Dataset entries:
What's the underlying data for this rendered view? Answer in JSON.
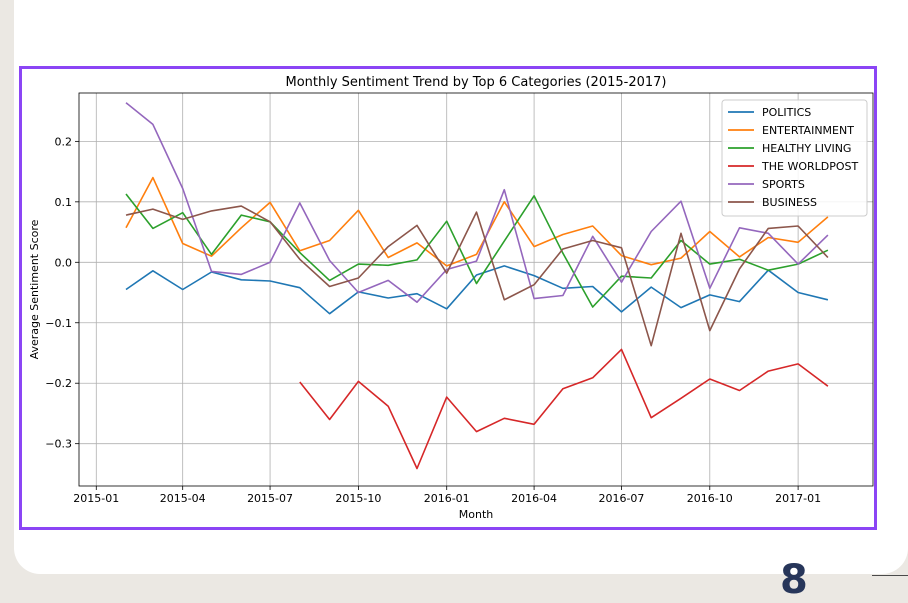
{
  "chart_data": {
    "type": "line",
    "title": "Monthly Sentiment Trend by Top 6 Categories (2015-2017)",
    "xlabel": "Month",
    "ylabel": "Average Sentiment Score",
    "ylim": [
      -0.37,
      0.28
    ],
    "grid": true,
    "legend_position": "top-right",
    "x": [
      "2015-02",
      "2015-03",
      "2015-04",
      "2015-05",
      "2015-06",
      "2015-07",
      "2015-08",
      "2015-09",
      "2015-10",
      "2015-11",
      "2015-12",
      "2016-01",
      "2016-02",
      "2016-03",
      "2016-04",
      "2016-05",
      "2016-06",
      "2016-07",
      "2016-08",
      "2016-09",
      "2016-10",
      "2016-11",
      "2016-12",
      "2017-01",
      "2017-02"
    ],
    "x_ticks": [
      "2015-01",
      "2015-04",
      "2015-07",
      "2015-10",
      "2016-01",
      "2016-04",
      "2016-07",
      "2016-10",
      "2017-01"
    ],
    "y_ticks": [
      -0.3,
      -0.2,
      -0.1,
      0.0,
      0.1,
      0.2
    ],
    "y_tick_labels": [
      "−0.3",
      "−0.2",
      "−0.1",
      "0.0",
      "0.1",
      "0.2"
    ],
    "series": [
      {
        "name": "POLITICS",
        "color": "#1f77b4",
        "values": [
          -0.045,
          -0.014,
          -0.045,
          -0.016,
          -0.029,
          -0.031,
          -0.042,
          -0.085,
          -0.049,
          -0.059,
          -0.052,
          -0.077,
          -0.021,
          -0.006,
          -0.022,
          -0.043,
          -0.04,
          -0.082,
          -0.041,
          -0.075,
          -0.054,
          -0.065,
          -0.013,
          -0.05,
          -0.062
        ]
      },
      {
        "name": "ENTERTAINMENT",
        "color": "#ff7f0e",
        "values": [
          0.057,
          0.14,
          0.031,
          0.01,
          0.057,
          0.099,
          0.019,
          0.036,
          0.086,
          0.008,
          0.032,
          -0.006,
          0.013,
          0.1,
          0.026,
          0.046,
          0.06,
          0.011,
          -0.004,
          0.007,
          0.051,
          0.009,
          0.041,
          0.033,
          0.075
        ]
      },
      {
        "name": "HEALTHY LIVING",
        "color": "#2ca02c",
        "values": [
          0.113,
          0.056,
          0.082,
          0.013,
          0.078,
          0.067,
          0.016,
          -0.03,
          -0.003,
          -0.005,
          0.004,
          0.068,
          -0.035,
          0.035,
          0.11,
          0.015,
          -0.074,
          -0.023,
          -0.026,
          0.036,
          -0.003,
          0.005,
          -0.013,
          -0.003,
          0.02
        ]
      },
      {
        "name": "THE WORLDPOST",
        "color": "#d62728",
        "values": [
          null,
          null,
          null,
          null,
          null,
          null,
          -0.198,
          -0.26,
          -0.197,
          -0.238,
          -0.341,
          -0.223,
          -0.28,
          -0.258,
          -0.268,
          -0.209,
          -0.191,
          -0.144,
          -0.257,
          -0.225,
          -0.193,
          -0.212,
          -0.18,
          -0.168,
          -0.205
        ]
      },
      {
        "name": "SPORTS",
        "color": "#9467bd",
        "values": [
          0.264,
          0.228,
          0.122,
          -0.015,
          -0.02,
          0.0,
          0.098,
          0.003,
          -0.05,
          -0.03,
          -0.066,
          -0.012,
          0.002,
          0.12,
          -0.06,
          -0.055,
          0.043,
          -0.033,
          0.051,
          0.101,
          -0.043,
          0.057,
          0.048,
          -0.003,
          0.045
        ]
      },
      {
        "name": "BUSINESS",
        "color": "#8c564b",
        "values": [
          0.078,
          0.088,
          0.071,
          0.085,
          0.093,
          0.067,
          0.005,
          -0.04,
          -0.026,
          0.026,
          0.061,
          -0.018,
          0.083,
          -0.062,
          -0.037,
          0.022,
          0.036,
          0.024,
          -0.138,
          0.048,
          -0.113,
          -0.011,
          0.056,
          0.06,
          0.008
        ]
      }
    ]
  }
}
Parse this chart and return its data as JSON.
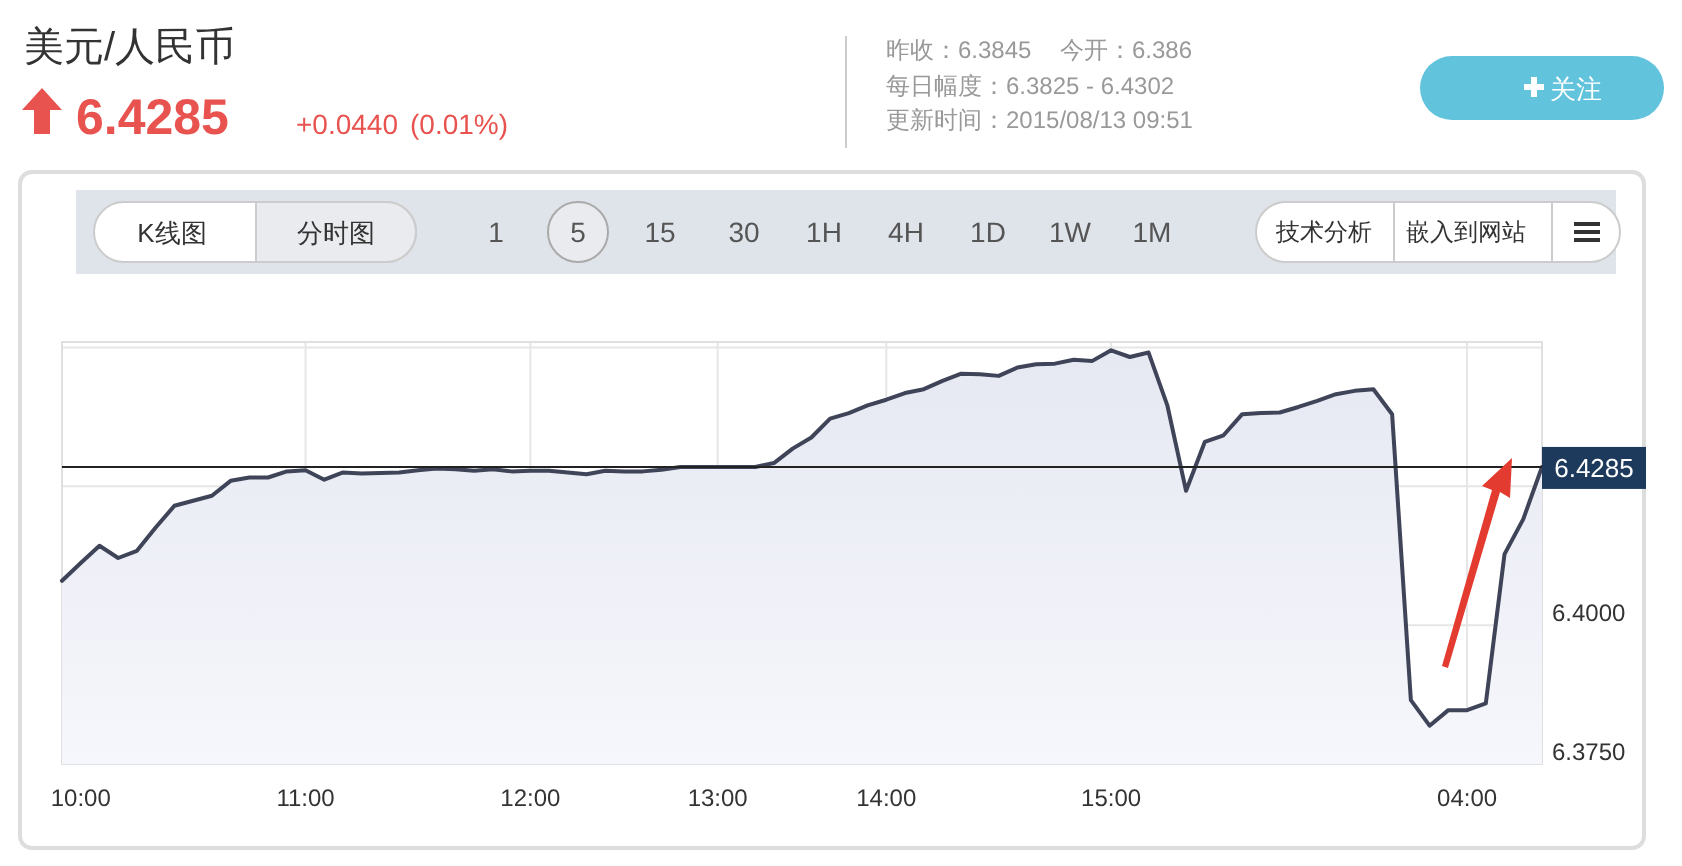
{
  "chart_data": {
    "type": "area",
    "title": "美元/人民币",
    "subtitle": "6.4285",
    "annotations": [
      "+0.0440",
      "(0.01%)",
      "昨收：6.3845",
      "今开：6.386",
      "每日幅度：6.3825 - 6.4302",
      "更新时间：2015/08/13 09:51",
      "关注",
      "K线图",
      "分时图",
      "1",
      "5",
      "15",
      "30",
      "1H",
      "4H",
      "1D",
      "1W",
      "1M",
      "技术分析",
      "嵌入到网站"
    ],
    "categories": [
      null,
      "10:00",
      null,
      null,
      null,
      null,
      null,
      null,
      null,
      null,
      null,
      null,
      null,
      "11:00",
      null,
      null,
      null,
      null,
      null,
      null,
      null,
      null,
      null,
      null,
      null,
      "12:00",
      null,
      null,
      null,
      null,
      null,
      null,
      null,
      null,
      null,
      "13:00",
      null,
      null,
      null,
      null,
      null,
      null,
      null,
      null,
      "14:00",
      null,
      null,
      null,
      null,
      null,
      null,
      null,
      null,
      null,
      null,
      null,
      "15:00",
      null,
      null,
      null,
      null,
      null,
      null,
      null,
      null,
      null,
      null,
      null,
      null,
      null,
      null,
      null,
      null,
      null,
      null,
      "04:00",
      null,
      null,
      null,
      null
    ],
    "series": [
      {
        "color": "#3f4458",
        "values": [
          6.408,
          6.4112,
          6.4143,
          6.4121,
          6.4134,
          6.4176,
          6.4215,
          6.4224,
          6.4233,
          6.426,
          6.4266,
          6.4266,
          6.4277,
          6.4279,
          6.4262,
          6.4275,
          6.4273,
          6.4274,
          6.4275,
          6.4279,
          6.4282,
          6.4281,
          6.4278,
          6.4281,
          6.4277,
          6.4278,
          6.4278,
          6.4275,
          6.4272,
          6.4278,
          6.4277,
          6.4277,
          6.428,
          6.4285,
          6.4285,
          6.4285,
          6.4285,
          6.4285,
          6.4292,
          6.4318,
          6.4338,
          6.4372,
          6.4382,
          6.4396,
          6.4406,
          6.4418,
          6.4425,
          6.444,
          6.4453,
          6.4452,
          6.4449,
          6.4464,
          6.447,
          6.4471,
          6.4478,
          6.4476,
          6.4495,
          6.4483,
          6.4491,
          6.4396,
          6.4242,
          6.433,
          6.4342,
          6.438,
          6.4382,
          6.4383,
          6.4393,
          6.4404,
          6.4416,
          6.4422,
          6.4425,
          6.438,
          6.3865,
          6.3819,
          6.3847,
          6.3847,
          6.3859,
          6.4128,
          6.4191,
          6.4285
        ]
      }
    ],
    "ylim": [
      6.375,
      6.451
    ],
    "yticks": [
      {
        "value": 6.375,
        "label": "6.3750"
      },
      {
        "value": 6.4,
        "label": "6.4000"
      },
      {
        "value": 6.425,
        "label": null
      },
      {
        "value": 6.45,
        "label": null
      }
    ],
    "ref_lines": [
      {
        "axis": "y",
        "value": 6.4285,
        "label": "6.4285",
        "color": "#222222"
      }
    ],
    "grid": true,
    "marker": "none",
    "line_style": "solid"
  }
}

__What is needed__: Print every entry exactly as written, without the pictures.

__Reply to the task__:
What's the underlying data for this rendered view? Answer in JSON.
{
  "chart_data": {
    "type": "line",
    "title": "Monthly Sentiment Trend by Top 6 Categories (2015-2017)",
    "xlabel": "Month",
    "ylabel": "Average Sentiment Score",
    "ylim": [
      -0.37,
      0.28
    ],
    "grid": true,
    "legend_position": "top-right",
    "x": [
      "2015-02",
      "2015-03",
      "2015-04",
      "2015-05",
      "2015-06",
      "2015-07",
      "2015-08",
      "2015-09",
      "2015-10",
      "2015-11",
      "2015-12",
      "2016-01",
      "2016-02",
      "2016-03",
      "2016-04",
      "2016-05",
      "2016-06",
      "2016-07",
      "2016-08",
      "2016-09",
      "2016-10",
      "2016-11",
      "2016-12",
      "2017-01",
      "2017-02"
    ],
    "x_ticks": [
      "2015-01",
      "2015-04",
      "2015-07",
      "2015-10",
      "2016-01",
      "2016-04",
      "2016-07",
      "2016-10",
      "2017-01"
    ],
    "y_ticks": [
      -0.3,
      -0.2,
      -0.1,
      0.0,
      0.1,
      0.2
    ],
    "y_tick_labels": [
      "−0.3",
      "−0.2",
      "−0.1",
      "0.0",
      "0.1",
      "0.2"
    ],
    "series": [
      {
        "name": "POLITICS",
        "color": "#1f77b4",
        "values": [
          -0.045,
          -0.014,
          -0.045,
          -0.016,
          -0.029,
          -0.031,
          -0.042,
          -0.085,
          -0.049,
          -0.059,
          -0.052,
          -0.077,
          -0.021,
          -0.006,
          -0.022,
          -0.043,
          -0.04,
          -0.082,
          -0.041,
          -0.075,
          -0.054,
          -0.065,
          -0.013,
          -0.05,
          -0.062
        ]
      },
      {
        "name": "ENTERTAINMENT",
        "color": "#ff7f0e",
        "values": [
          0.057,
          0.14,
          0.031,
          0.01,
          0.057,
          0.099,
          0.019,
          0.036,
          0.086,
          0.008,
          0.032,
          -0.006,
          0.013,
          0.1,
          0.026,
          0.046,
          0.06,
          0.011,
          -0.004,
          0.007,
          0.051,
          0.009,
          0.041,
          0.033,
          0.075
        ]
      },
      {
        "name": "HEALTHY LIVING",
        "color": "#2ca02c",
        "values": [
          0.113,
          0.056,
          0.082,
          0.013,
          0.078,
          0.067,
          0.016,
          -0.03,
          -0.003,
          -0.005,
          0.004,
          0.068,
          -0.035,
          0.035,
          0.11,
          0.015,
          -0.074,
          -0.023,
          -0.026,
          0.036,
          -0.003,
          0.005,
          -0.013,
          -0.003,
          0.02
        ]
      },
      {
        "name": "THE WORLDPOST",
        "color": "#d62728",
        "values": [
          null,
          null,
          null,
          null,
          null,
          null,
          -0.198,
          -0.26,
          -0.197,
          -0.238,
          -0.341,
          -0.223,
          -0.28,
          -0.258,
          -0.268,
          -0.209,
          -0.191,
          -0.144,
          -0.257,
          -0.225,
          -0.193,
          -0.212,
          -0.18,
          -0.168,
          -0.205
        ]
      },
      {
        "name": "SPORTS",
        "color": "#9467bd",
        "values": [
          0.264,
          0.228,
          0.122,
          -0.015,
          -0.02,
          0.0,
          0.098,
          0.003,
          -0.05,
          -0.03,
          -0.066,
          -0.012,
          0.002,
          0.12,
          -0.06,
          -0.055,
          0.043,
          -0.033,
          0.051,
          0.101,
          -0.043,
          0.057,
          0.048,
          -0.003,
          0.045
        ]
      },
      {
        "name": "BUSINESS",
        "color": "#8c564b",
        "values": [
          0.078,
          0.088,
          0.071,
          0.085,
          0.093,
          0.067,
          0.005,
          -0.04,
          -0.026,
          0.026,
          0.061,
          -0.018,
          0.083,
          -0.062,
          -0.037,
          0.022,
          0.036,
          0.024,
          -0.138,
          0.048,
          -0.113,
          -0.011,
          0.056,
          0.06,
          0.008
        ]
      }
    ]
  }
}
Parse this chart and return its data as JSON.
{
  "chart_data": {
    "type": "area",
    "title": "美元/人民币",
    "subtitle": "6.4285",
    "annotations": [
      "+0.0440",
      "(0.01%)",
      "昨收：6.3845",
      "今开：6.386",
      "每日幅度：6.3825 - 6.4302",
      "更新时间：2015/08/13 09:51",
      "关注",
      "K线图",
      "分时图",
      "1",
      "5",
      "15",
      "30",
      "1H",
      "4H",
      "1D",
      "1W",
      "1M",
      "技术分析",
      "嵌入到网站"
    ],
    "categories": [
      null,
      "10:00",
      null,
      null,
      null,
      null,
      null,
      null,
      null,
      null,
      null,
      null,
      null,
      "11:00",
      null,
      null,
      null,
      null,
      null,
      null,
      null,
      null,
      null,
      null,
      null,
      "12:00",
      null,
      null,
      null,
      null,
      null,
      null,
      null,
      null,
      null,
      "13:00",
      null,
      null,
      null,
      null,
      null,
      null,
      null,
      null,
      "14:00",
      null,
      null,
      null,
      null,
      null,
      null,
      null,
      null,
      null,
      null,
      null,
      "15:00",
      null,
      null,
      null,
      null,
      null,
      null,
      null,
      null,
      null,
      null,
      null,
      null,
      null,
      null,
      null,
      null,
      null,
      null,
      "04:00",
      null,
      null,
      null,
      null
    ],
    "series": [
      {
        "color": "#3f4458",
        "values": [
          6.408,
          6.4112,
          6.4143,
          6.4121,
          6.4134,
          6.4176,
          6.4215,
          6.4224,
          6.4233,
          6.426,
          6.4266,
          6.4266,
          6.4277,
          6.4279,
          6.4262,
          6.4275,
          6.4273,
          6.4274,
          6.4275,
          6.4279,
          6.4282,
          6.4281,
          6.4278,
          6.4281,
          6.4277,
          6.4278,
          6.4278,
          6.4275,
          6.4272,
          6.4278,
          6.4277,
          6.4277,
          6.428,
          6.4285,
          6.4285,
          6.4285,
          6.4285,
          6.4285,
          6.4292,
          6.4318,
          6.4338,
          6.4372,
          6.4382,
          6.4396,
          6.4406,
          6.4418,
          6.4425,
          6.444,
          6.4453,
          6.4452,
          6.4449,
          6.4464,
          6.447,
          6.4471,
          6.4478,
          6.4476,
          6.4495,
          6.4483,
          6.4491,
          6.4396,
          6.4242,
          6.433,
          6.4342,
          6.438,
          6.4382,
          6.4383,
          6.4393,
          6.4404,
          6.4416,
          6.4422,
          6.4425,
          6.438,
          6.3865,
          6.3819,
          6.3847,
          6.3847,
          6.3859,
          6.4128,
          6.4191,
          6.4285
        ]
      }
    ],
    "ylim": [
      6.375,
      6.451
    ],
    "yticks": [
      {
        "value": 6.375,
        "label": "6.3750"
      },
      {
        "value": 6.4,
        "label": "6.4000"
      },
      {
        "value": 6.425,
        "label": null
      },
      {
        "value": 6.45,
        "label": null
      }
    ],
    "ref_lines": [
      {
        "axis": "y",
        "value": 6.4285,
        "label": "6.4285",
        "color": "#222222"
      }
    ],
    "grid": true,
    "marker": "none",
    "line_style": "solid"
  }
}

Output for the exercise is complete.